● YOUR GOAL: Write out the material exactly, with the pictures left out.

■ ■ ■ ■

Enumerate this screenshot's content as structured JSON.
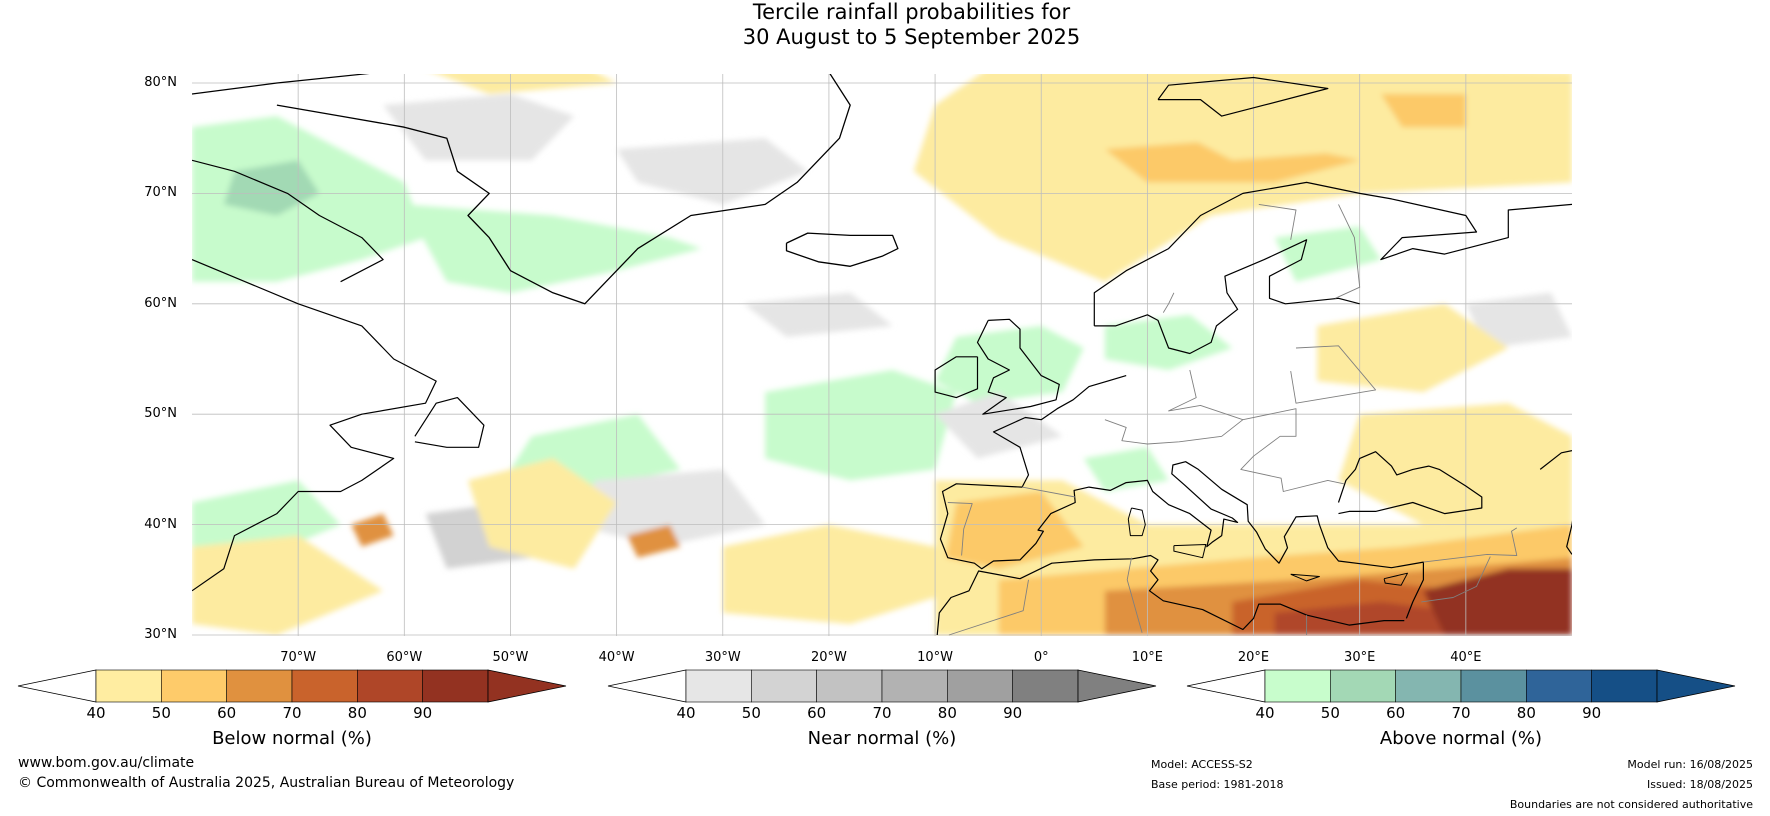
{
  "title_line1": "Tercile rainfall probabilities for",
  "title_line2": "30 August to 5 September 2025",
  "map": {
    "lat_labels": [
      "80°N",
      "70°N",
      "60°N",
      "50°N",
      "40°N",
      "30°N"
    ],
    "lon_labels": [
      "70°W",
      "60°W",
      "50°W",
      "40°W",
      "30°W",
      "20°W",
      "10°W",
      "0°",
      "10°E",
      "20°E",
      "30°E",
      "40°E"
    ],
    "colors": {
      "ocean_background": "#ffffff",
      "below": [
        "#fdeba0",
        "#fcc968",
        "#e0913f",
        "#c9632c",
        "#b0472a",
        "#923322"
      ],
      "near": [
        "#e5e5e5",
        "#d2d2d2",
        "#c3c3c3",
        "#b3b3b3",
        "#9e9e9e",
        "#808080"
      ],
      "above": [
        "#c7fbcc",
        "#a2d9b4",
        "#84b9b0",
        "#5b93a0",
        "#31659b",
        "#184f85"
      ],
      "coastline": "#000000",
      "borders": "#808080",
      "gridlines": "#bdbdbd"
    }
  },
  "colorbars": [
    {
      "label": "Below normal (%)",
      "ticks": [
        "40",
        "50",
        "60",
        "70",
        "80",
        "90"
      ],
      "colors": [
        "#ffeda1",
        "#fecb6a",
        "#e0913f",
        "#c9632c",
        "#af4628",
        "#933221"
      ],
      "arrow_left": "#ffffff",
      "arrow_right": "#933221"
    },
    {
      "label": "Near normal (%)",
      "ticks": [
        "40",
        "50",
        "60",
        "70",
        "80",
        "90"
      ],
      "colors": [
        "#e6e6e6",
        "#d3d3d3",
        "#c2c2c2",
        "#b2b2b2",
        "#a0a0a0",
        "#808080"
      ],
      "arrow_left": "#ffffff",
      "arrow_right": "#808080"
    },
    {
      "label": "Above normal (%)",
      "ticks": [
        "40",
        "50",
        "60",
        "70",
        "80",
        "90"
      ],
      "colors": [
        "#c8fdcc",
        "#a3d8b5",
        "#84b6b0",
        "#5b919f",
        "#2f6499",
        "#154f86"
      ],
      "arrow_left": "#ffffff",
      "arrow_right": "#154f86"
    }
  ],
  "footer": {
    "website": "www.bom.gov.au/climate",
    "copyright": "© Commonwealth of Australia 2025, Australian Bureau of Meteorology",
    "model": "Model: ACCESS-S2",
    "base_period": "Base period: 1981-2018",
    "model_run": "Model run: 16/08/2025",
    "issued": "Issued: 18/08/2025",
    "disclaimer": "Boundaries are not considered authoritative"
  }
}
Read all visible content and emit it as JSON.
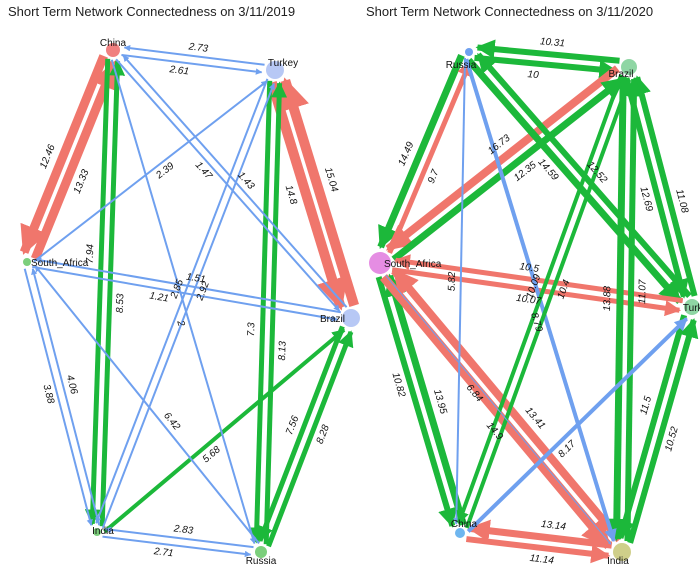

■ ■ ■ ■

● SOLUTION TO THE EXERCISE:
Enumerate this screenshot's content as structured JSON.
{
  "title_line1": "Tercile rainfall probabilities for",
  "title_line2": "30 August to 5 September 2025",
  "map": {
    "lat_labels": [
      "80°N",
      "70°N",
      "60°N",
      "50°N",
      "40°N",
      "30°N"
    ],
    "lon_labels": [
      "70°W",
      "60°W",
      "50°W",
      "40°W",
      "30°W",
      "20°W",
      "10°W",
      "0°",
      "10°E",
      "20°E",
      "30°E",
      "40°E"
    ],
    "colors": {
      "ocean_background": "#ffffff",
      "below": [
        "#fdeba0",
        "#fcc968",
        "#e0913f",
        "#c9632c",
        "#b0472a",
        "#923322"
      ],
      "near": [
        "#e5e5e5",
        "#d2d2d2",
        "#c3c3c3",
        "#b3b3b3",
        "#9e9e9e",
        "#808080"
      ],
      "above": [
        "#c7fbcc",
        "#a2d9b4",
        "#84b9b0",
        "#5b93a0",
        "#31659b",
        "#184f85"
      ],
      "coastline": "#000000",
      "borders": "#808080",
      "gridlines": "#bdbdbd"
    }
  },
  "colorbars": [
    {
      "label": "Below normal (%)",
      "ticks": [
        "40",
        "50",
        "60",
        "70",
        "80",
        "90"
      ],
      "colors": [
        "#ffeda1",
        "#fecb6a",
        "#e0913f",
        "#c9632c",
        "#af4628",
        "#933221"
      ],
      "arrow_left": "#ffffff",
      "arrow_right": "#933221"
    },
    {
      "label": "Near normal (%)",
      "ticks": [
        "40",
        "50",
        "60",
        "70",
        "80",
        "90"
      ],
      "colors": [
        "#e6e6e6",
        "#d3d3d3",
        "#c2c2c2",
        "#b2b2b2",
        "#a0a0a0",
        "#808080"
      ],
      "arrow_left": "#ffffff",
      "arrow_right": "#808080"
    },
    {
      "label": "Above normal (%)",
      "ticks": [
        "40",
        "50",
        "60",
        "70",
        "80",
        "90"
      ],
      "colors": [
        "#c8fdcc",
        "#a3d8b5",
        "#84b6b0",
        "#5b919f",
        "#2f6499",
        "#154f86"
      ],
      "arrow_left": "#ffffff",
      "arrow_right": "#154f86"
    }
  ],
  "footer": {
    "website": "www.bom.gov.au/climate",
    "copyright": "© Commonwealth of Australia 2025, Australian Bureau of Meteorology",
    "model": "Model: ACCESS-S2",
    "base_period": "Base period: 1981-2018",
    "model_run": "Model run: 16/08/2025",
    "issued": "Issued: 18/08/2025",
    "disclaimer": "Boundaries are not considered authoritative"
  }
}
Read all visible content and emit it as JSON.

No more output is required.